[Extracted data entries]
☆ ☆ ☆ ☆ ☆
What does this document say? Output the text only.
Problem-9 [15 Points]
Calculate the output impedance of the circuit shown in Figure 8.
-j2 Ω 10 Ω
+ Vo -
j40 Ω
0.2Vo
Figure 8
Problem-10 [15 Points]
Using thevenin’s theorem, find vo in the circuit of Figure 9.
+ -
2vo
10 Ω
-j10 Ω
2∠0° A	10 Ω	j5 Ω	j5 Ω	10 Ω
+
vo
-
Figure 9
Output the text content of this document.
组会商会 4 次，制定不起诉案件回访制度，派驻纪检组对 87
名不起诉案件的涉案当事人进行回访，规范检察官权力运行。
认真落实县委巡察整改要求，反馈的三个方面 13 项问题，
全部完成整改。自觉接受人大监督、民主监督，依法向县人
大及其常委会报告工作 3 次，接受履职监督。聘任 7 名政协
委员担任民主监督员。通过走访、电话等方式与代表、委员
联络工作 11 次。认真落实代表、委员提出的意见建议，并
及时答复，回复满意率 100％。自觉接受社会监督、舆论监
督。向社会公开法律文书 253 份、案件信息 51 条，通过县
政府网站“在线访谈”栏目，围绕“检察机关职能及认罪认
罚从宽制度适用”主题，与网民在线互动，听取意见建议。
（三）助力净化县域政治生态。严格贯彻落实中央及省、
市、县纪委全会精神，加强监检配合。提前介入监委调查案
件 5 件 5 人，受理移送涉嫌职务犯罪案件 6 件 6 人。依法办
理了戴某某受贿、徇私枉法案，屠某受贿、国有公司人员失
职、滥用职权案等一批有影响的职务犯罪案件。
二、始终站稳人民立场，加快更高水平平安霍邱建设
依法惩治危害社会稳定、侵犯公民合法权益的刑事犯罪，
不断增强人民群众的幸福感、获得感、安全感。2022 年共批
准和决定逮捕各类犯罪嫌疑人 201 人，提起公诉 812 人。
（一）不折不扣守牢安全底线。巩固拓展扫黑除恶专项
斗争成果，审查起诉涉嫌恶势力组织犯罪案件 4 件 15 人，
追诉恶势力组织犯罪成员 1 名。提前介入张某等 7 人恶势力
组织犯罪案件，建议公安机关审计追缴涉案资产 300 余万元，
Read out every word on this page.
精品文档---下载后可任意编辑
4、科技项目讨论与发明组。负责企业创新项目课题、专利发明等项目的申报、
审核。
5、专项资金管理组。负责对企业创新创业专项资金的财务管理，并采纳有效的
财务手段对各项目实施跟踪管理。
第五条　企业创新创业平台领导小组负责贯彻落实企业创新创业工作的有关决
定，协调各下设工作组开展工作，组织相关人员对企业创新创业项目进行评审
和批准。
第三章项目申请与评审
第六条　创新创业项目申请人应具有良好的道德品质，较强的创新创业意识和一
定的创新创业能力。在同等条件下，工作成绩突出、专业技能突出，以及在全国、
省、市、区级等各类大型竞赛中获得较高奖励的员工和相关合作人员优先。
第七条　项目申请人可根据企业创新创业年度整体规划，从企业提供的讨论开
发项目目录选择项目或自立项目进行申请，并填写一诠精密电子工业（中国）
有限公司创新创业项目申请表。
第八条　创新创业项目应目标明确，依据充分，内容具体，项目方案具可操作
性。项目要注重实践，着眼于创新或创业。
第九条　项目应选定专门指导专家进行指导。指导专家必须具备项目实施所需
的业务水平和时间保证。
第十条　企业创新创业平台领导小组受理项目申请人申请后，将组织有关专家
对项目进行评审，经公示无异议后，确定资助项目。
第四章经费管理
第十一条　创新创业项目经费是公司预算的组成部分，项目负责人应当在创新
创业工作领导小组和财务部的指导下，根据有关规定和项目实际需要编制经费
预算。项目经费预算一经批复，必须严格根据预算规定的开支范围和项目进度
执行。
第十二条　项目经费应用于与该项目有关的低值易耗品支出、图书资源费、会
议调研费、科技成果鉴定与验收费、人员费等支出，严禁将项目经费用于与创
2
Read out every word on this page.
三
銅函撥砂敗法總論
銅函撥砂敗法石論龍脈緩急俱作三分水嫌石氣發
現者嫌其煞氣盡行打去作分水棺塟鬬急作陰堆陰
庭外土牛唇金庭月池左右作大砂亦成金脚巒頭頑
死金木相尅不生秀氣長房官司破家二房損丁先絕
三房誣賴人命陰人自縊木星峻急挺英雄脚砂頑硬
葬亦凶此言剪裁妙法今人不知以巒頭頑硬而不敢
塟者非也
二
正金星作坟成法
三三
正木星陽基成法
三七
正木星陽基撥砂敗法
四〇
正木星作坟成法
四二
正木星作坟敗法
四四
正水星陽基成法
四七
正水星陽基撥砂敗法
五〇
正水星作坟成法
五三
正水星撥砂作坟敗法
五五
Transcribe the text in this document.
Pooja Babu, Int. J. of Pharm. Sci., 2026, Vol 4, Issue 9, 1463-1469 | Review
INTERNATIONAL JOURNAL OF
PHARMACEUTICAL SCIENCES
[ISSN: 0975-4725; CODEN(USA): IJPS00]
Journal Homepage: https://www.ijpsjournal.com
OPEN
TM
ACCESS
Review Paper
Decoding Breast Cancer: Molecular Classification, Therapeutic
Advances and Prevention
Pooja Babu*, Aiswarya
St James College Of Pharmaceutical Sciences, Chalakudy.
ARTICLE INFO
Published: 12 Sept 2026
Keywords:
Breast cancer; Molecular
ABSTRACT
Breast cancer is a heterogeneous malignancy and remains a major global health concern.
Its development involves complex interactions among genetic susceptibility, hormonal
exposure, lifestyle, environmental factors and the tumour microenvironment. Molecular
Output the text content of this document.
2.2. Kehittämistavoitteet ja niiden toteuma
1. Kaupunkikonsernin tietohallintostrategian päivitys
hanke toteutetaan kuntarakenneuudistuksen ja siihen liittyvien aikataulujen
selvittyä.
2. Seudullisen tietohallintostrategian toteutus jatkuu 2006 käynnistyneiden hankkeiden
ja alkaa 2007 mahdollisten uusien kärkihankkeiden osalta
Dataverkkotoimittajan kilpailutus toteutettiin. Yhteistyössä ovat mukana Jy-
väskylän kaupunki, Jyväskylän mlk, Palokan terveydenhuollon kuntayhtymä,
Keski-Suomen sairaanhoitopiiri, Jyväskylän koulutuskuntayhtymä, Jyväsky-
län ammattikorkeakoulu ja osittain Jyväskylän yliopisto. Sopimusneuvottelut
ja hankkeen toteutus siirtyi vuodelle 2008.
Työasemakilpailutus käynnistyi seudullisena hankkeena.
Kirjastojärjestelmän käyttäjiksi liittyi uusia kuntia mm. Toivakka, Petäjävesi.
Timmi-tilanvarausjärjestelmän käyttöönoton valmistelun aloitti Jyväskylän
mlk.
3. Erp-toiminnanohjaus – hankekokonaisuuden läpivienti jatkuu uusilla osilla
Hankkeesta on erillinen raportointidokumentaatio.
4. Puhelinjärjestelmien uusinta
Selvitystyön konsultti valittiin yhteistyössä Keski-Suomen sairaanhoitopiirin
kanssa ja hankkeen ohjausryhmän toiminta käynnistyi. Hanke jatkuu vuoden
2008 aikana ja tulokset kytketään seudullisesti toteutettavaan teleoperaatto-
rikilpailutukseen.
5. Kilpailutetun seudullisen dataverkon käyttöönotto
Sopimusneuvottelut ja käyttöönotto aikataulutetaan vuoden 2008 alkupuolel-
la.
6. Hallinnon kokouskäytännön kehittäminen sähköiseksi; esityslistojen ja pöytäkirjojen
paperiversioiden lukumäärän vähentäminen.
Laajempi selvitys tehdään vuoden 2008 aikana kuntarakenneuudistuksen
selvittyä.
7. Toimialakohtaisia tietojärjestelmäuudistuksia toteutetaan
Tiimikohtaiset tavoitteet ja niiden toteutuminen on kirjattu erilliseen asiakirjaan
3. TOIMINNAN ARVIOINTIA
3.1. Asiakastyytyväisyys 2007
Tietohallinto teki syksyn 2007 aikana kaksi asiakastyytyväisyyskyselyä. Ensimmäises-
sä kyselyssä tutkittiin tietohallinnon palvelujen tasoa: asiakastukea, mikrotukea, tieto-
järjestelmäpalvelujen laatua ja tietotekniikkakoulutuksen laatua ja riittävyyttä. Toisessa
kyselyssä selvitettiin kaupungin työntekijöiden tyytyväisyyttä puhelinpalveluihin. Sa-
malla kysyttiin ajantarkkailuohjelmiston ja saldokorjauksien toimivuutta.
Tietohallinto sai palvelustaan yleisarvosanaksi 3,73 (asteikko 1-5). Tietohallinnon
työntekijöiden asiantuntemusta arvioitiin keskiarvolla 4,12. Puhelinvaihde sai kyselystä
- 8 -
☆ ☆ ☆ ☆ ☆
**Objective:** Pick out and copy every line that contains the word "Figure".

**Solution below:**
Calculate the output impedance of the circuit shown in Figure 8.
Figure 8
Using thevenin’s theorem, find vo in the circuit of Figure 9.
Figure 9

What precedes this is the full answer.